WRITTEN INSTRUCTION.
Make an exact copy of the entries, and keep any pictures out of it.

[Data records]
◇ ◇ ◇ ◇ ◇
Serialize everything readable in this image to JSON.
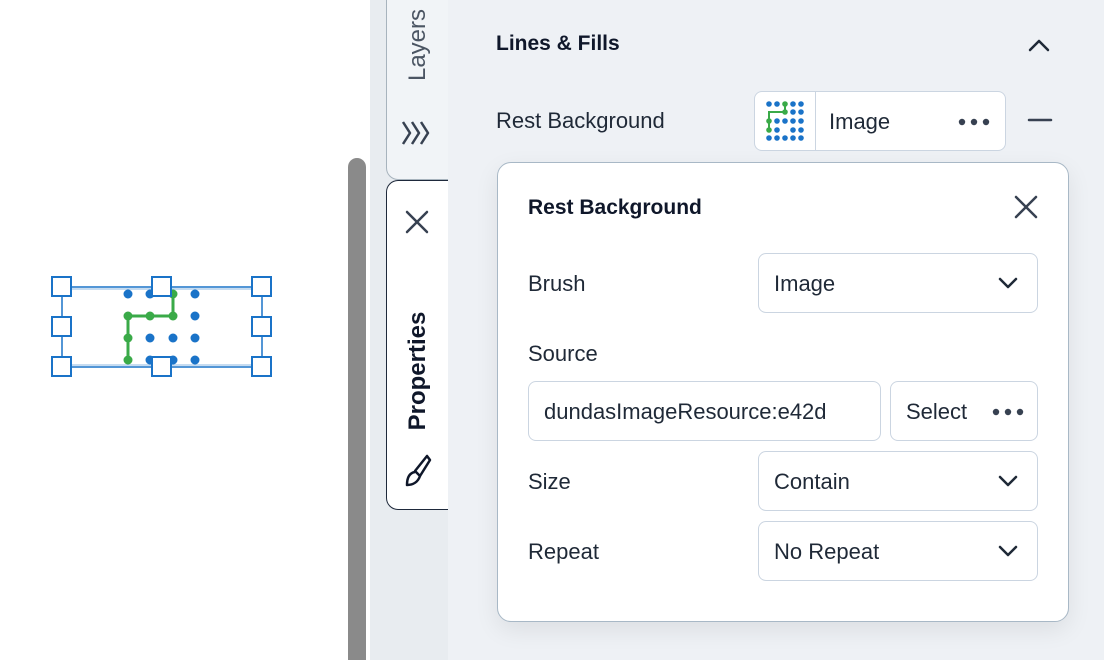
{
  "tabs": {
    "layers_label": "Layers",
    "properties_label": "Properties",
    "layers_icon": "layers-chevrons-icon",
    "properties_icon": "paint-brush-icon",
    "close_icon": "close-icon"
  },
  "section": {
    "title": "Lines & Fills",
    "collapse_icon": "chevron-up-icon"
  },
  "rest_background": {
    "label": "Rest Background",
    "value": "Image",
    "more_icon": "ellipsis-icon",
    "remove_icon": "minus-icon"
  },
  "popup": {
    "title": "Rest Background",
    "brush": {
      "label": "Brush",
      "value": "Image"
    },
    "source": {
      "label": "Source",
      "value": "dundasImageResource:e42d",
      "select_label": "Select"
    },
    "size": {
      "label": "Size",
      "value": "Contain"
    },
    "repeat": {
      "label": "Repeat",
      "value": "No Repeat"
    }
  },
  "colors": {
    "accent_blue": "#1a73c8",
    "accent_green": "#3aaa48",
    "panel_bg": "#eef1f5"
  }
}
◇ ◇ ◇ ◇ ◇
RESULT OF THE TASK.
Serialize everything readable in this image to JSON.
{
  "tabs": {
    "layers_label": "Layers",
    "properties_label": "Properties",
    "layers_icon": "layers-chevrons-icon",
    "properties_icon": "paint-brush-icon",
    "close_icon": "close-icon"
  },
  "section": {
    "title": "Lines & Fills",
    "collapse_icon": "chevron-up-icon"
  },
  "rest_background": {
    "label": "Rest Background",
    "value": "Image",
    "more_icon": "ellipsis-icon",
    "remove_icon": "minus-icon"
  },
  "popup": {
    "title": "Rest Background",
    "brush": {
      "label": "Brush",
      "value": "Image"
    },
    "source": {
      "label": "Source",
      "value": "dundasImageResource:e42d",
      "select_label": "Select"
    },
    "size": {
      "label": "Size",
      "value": "Contain"
    },
    "repeat": {
      "label": "Repeat",
      "value": "No Repeat"
    }
  },
  "colors": {
    "accent_blue": "#1a73c8",
    "accent_green": "#3aaa48",
    "panel_bg": "#eef1f5"
  }
}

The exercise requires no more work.